• **TASK DETAILS**
Track down every line below that holds "structured" and copy it.

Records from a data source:
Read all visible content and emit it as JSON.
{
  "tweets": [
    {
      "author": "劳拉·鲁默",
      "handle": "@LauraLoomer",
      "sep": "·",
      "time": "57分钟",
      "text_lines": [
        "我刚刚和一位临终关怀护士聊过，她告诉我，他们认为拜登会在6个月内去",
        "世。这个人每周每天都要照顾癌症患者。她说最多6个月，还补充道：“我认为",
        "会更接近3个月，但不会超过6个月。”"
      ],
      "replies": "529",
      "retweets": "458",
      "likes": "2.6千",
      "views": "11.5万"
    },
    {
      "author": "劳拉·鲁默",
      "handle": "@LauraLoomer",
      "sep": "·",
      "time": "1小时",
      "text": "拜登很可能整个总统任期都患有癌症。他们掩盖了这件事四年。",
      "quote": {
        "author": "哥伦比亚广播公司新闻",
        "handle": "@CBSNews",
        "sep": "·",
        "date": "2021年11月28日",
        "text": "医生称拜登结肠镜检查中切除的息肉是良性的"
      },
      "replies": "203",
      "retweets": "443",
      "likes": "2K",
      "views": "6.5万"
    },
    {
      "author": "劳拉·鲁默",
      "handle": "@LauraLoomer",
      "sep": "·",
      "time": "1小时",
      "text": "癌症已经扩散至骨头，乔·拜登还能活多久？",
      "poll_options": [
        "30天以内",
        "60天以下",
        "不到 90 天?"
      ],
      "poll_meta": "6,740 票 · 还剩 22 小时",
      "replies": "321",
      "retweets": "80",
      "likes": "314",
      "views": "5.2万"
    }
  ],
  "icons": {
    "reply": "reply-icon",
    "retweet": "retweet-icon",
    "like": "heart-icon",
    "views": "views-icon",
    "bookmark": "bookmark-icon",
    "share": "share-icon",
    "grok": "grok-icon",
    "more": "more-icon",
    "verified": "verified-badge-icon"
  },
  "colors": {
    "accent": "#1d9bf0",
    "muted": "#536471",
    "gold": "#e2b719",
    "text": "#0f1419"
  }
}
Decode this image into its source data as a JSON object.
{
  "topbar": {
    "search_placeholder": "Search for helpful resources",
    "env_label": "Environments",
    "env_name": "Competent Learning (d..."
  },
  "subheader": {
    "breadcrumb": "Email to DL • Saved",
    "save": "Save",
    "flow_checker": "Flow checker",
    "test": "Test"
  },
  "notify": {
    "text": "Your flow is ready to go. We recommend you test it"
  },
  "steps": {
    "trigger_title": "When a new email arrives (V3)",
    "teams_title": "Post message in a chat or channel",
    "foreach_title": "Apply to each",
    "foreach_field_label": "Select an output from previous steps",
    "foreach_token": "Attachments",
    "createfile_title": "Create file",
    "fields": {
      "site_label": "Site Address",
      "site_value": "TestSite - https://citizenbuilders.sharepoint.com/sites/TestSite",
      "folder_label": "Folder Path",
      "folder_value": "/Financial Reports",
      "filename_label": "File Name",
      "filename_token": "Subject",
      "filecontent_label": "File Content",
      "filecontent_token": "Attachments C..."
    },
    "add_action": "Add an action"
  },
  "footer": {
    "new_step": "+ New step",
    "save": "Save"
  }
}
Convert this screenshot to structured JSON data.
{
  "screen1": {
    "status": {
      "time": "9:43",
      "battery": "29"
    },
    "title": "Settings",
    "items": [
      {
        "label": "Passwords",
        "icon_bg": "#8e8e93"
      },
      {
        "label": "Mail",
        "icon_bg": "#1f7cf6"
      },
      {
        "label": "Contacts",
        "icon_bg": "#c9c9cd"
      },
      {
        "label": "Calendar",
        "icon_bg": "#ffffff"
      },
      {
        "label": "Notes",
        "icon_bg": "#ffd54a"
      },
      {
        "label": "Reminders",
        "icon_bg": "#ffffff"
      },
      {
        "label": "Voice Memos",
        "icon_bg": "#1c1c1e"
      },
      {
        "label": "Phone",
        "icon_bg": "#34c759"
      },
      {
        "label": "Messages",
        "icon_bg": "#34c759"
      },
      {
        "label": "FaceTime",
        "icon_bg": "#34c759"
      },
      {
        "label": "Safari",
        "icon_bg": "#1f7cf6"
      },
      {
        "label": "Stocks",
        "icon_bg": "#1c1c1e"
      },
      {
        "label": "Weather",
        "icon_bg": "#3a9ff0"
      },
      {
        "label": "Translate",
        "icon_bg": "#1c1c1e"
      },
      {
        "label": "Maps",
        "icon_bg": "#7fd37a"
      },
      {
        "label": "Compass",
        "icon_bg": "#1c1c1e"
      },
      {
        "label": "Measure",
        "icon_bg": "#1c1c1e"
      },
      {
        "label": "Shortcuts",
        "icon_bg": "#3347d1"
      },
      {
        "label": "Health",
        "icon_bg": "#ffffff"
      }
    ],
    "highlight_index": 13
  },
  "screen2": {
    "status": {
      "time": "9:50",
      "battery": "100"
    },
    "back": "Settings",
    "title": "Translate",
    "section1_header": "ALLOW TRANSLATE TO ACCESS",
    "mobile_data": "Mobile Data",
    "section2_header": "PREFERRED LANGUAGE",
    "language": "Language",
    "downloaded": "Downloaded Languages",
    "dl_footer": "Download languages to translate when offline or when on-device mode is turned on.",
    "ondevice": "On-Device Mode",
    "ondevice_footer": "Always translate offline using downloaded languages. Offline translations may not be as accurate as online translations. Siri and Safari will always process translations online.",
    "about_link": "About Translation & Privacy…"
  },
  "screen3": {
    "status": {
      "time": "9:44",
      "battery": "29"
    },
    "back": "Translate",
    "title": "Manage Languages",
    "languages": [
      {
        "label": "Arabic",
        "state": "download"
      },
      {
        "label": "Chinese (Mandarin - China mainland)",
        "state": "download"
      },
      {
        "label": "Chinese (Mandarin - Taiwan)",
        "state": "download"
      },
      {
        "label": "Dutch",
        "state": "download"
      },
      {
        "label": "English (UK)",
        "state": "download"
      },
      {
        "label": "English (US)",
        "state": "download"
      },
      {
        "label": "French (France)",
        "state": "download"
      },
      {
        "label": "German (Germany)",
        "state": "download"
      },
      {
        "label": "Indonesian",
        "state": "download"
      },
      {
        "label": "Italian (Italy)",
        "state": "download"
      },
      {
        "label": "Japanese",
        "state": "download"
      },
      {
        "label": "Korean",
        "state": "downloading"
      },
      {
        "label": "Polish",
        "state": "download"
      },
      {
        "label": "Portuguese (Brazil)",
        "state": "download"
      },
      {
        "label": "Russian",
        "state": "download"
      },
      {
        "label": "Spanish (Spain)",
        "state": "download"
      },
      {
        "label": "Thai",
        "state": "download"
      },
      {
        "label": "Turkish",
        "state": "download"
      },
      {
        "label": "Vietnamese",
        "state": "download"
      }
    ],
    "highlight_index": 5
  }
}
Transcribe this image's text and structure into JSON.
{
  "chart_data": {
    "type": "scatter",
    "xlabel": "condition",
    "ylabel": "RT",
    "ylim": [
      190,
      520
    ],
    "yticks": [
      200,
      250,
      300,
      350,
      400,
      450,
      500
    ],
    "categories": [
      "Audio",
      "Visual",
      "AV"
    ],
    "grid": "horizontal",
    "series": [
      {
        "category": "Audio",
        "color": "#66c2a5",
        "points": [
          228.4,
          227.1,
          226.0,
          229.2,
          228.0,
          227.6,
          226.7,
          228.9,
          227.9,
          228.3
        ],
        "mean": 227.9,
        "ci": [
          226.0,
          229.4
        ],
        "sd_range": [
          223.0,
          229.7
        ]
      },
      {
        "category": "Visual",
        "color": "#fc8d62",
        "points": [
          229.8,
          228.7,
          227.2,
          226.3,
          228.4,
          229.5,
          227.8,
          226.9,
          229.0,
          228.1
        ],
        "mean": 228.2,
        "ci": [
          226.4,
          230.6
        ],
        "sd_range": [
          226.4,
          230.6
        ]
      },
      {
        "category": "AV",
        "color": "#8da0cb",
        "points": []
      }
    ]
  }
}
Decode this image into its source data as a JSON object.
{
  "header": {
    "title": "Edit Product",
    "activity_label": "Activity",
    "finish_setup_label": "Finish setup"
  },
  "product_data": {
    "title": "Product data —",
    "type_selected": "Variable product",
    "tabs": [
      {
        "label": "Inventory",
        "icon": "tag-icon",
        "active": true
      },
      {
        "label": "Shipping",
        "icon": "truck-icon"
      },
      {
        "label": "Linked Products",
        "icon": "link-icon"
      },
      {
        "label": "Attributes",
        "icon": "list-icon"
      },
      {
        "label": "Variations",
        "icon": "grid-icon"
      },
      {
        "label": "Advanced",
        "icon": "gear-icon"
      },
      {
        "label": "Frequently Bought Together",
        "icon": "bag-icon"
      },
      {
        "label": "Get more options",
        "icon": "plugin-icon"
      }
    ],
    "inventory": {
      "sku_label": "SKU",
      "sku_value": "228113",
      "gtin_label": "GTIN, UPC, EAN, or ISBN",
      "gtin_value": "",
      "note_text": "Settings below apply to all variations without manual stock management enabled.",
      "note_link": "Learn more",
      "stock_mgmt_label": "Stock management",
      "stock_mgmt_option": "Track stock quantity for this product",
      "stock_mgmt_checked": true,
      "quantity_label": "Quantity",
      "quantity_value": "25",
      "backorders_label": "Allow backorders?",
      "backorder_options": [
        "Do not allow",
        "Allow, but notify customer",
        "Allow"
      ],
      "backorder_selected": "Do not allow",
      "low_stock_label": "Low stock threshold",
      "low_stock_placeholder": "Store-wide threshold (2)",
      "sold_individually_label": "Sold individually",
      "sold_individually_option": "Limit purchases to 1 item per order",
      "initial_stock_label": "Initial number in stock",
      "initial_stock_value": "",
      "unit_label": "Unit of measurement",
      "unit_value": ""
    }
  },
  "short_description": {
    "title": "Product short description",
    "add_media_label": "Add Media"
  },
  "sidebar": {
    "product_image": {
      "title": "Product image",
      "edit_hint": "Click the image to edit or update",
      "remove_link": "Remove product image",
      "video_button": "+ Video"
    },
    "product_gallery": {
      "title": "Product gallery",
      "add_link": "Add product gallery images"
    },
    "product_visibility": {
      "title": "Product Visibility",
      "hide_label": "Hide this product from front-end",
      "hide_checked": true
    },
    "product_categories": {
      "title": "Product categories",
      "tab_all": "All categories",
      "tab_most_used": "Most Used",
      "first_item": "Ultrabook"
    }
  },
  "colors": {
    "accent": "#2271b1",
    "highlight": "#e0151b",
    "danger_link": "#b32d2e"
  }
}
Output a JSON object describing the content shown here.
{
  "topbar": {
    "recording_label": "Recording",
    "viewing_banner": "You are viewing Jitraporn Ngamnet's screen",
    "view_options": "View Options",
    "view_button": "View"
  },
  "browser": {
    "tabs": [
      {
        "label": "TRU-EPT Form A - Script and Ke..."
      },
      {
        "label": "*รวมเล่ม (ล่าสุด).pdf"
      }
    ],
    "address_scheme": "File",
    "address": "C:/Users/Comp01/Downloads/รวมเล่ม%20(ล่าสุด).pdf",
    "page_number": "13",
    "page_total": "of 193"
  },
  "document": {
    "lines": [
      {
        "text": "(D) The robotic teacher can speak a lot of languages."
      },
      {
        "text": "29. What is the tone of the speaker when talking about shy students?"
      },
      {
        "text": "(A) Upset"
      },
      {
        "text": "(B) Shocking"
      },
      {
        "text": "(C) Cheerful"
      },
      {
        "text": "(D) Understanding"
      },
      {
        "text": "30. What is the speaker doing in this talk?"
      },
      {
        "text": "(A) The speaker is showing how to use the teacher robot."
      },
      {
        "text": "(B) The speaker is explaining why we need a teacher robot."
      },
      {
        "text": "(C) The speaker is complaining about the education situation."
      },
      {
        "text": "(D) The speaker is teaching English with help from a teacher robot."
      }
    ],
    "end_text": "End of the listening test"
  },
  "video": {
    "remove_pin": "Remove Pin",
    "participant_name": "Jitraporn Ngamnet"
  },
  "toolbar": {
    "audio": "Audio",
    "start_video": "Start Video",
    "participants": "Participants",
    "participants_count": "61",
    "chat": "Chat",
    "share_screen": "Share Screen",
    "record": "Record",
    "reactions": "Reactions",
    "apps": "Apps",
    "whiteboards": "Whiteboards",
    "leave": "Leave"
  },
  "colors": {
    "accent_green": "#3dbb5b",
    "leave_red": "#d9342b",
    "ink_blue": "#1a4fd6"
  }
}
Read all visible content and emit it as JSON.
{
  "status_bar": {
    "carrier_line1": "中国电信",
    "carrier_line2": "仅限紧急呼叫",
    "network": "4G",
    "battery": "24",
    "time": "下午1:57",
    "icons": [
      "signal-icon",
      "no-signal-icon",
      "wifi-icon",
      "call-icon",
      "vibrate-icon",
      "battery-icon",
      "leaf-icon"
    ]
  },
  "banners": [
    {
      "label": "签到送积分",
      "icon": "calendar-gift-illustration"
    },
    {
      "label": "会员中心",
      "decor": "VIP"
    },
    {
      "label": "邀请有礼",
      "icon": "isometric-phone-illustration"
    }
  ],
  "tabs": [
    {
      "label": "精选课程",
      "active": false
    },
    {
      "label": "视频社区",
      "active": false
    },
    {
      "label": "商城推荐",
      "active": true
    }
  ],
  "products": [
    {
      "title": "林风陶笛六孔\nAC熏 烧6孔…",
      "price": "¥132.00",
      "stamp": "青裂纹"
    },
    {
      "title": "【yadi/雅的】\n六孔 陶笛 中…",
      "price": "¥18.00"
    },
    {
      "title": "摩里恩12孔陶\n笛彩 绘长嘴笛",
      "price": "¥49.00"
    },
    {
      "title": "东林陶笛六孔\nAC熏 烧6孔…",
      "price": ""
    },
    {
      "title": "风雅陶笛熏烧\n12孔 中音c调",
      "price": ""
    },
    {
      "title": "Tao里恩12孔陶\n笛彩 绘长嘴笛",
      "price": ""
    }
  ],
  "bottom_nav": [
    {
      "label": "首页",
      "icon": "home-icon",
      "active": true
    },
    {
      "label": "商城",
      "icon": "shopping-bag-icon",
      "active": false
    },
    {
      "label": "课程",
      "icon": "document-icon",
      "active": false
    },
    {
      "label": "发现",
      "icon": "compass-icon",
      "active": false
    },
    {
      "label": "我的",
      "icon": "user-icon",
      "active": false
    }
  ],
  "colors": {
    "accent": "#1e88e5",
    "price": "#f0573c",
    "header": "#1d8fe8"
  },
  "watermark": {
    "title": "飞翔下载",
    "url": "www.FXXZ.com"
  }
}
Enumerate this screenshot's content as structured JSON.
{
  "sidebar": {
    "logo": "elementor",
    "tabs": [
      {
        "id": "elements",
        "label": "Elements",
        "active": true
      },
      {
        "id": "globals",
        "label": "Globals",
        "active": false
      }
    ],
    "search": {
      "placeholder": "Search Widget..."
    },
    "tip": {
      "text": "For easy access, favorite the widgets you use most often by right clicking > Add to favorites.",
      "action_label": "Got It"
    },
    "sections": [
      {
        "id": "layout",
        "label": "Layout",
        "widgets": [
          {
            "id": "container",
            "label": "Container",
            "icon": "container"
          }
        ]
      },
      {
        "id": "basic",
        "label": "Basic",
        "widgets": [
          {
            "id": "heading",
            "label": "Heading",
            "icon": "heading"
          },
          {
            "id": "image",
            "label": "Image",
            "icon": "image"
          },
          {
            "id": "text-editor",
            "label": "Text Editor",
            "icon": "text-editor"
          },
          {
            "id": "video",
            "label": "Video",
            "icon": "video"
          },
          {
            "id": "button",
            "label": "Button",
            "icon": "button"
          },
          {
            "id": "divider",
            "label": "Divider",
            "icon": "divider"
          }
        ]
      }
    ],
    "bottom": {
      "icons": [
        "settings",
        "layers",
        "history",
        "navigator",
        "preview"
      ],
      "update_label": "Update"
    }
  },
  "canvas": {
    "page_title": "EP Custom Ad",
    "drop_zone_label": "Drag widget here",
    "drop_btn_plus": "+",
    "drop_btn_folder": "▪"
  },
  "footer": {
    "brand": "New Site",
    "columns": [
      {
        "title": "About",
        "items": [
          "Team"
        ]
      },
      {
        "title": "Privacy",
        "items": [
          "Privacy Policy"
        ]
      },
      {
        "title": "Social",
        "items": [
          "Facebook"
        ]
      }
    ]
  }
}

• **SOLUTION TO THE PROBLEM**
Convert this screenshot to structured JSON data.
Enumerate this screenshot's content as structured JSON.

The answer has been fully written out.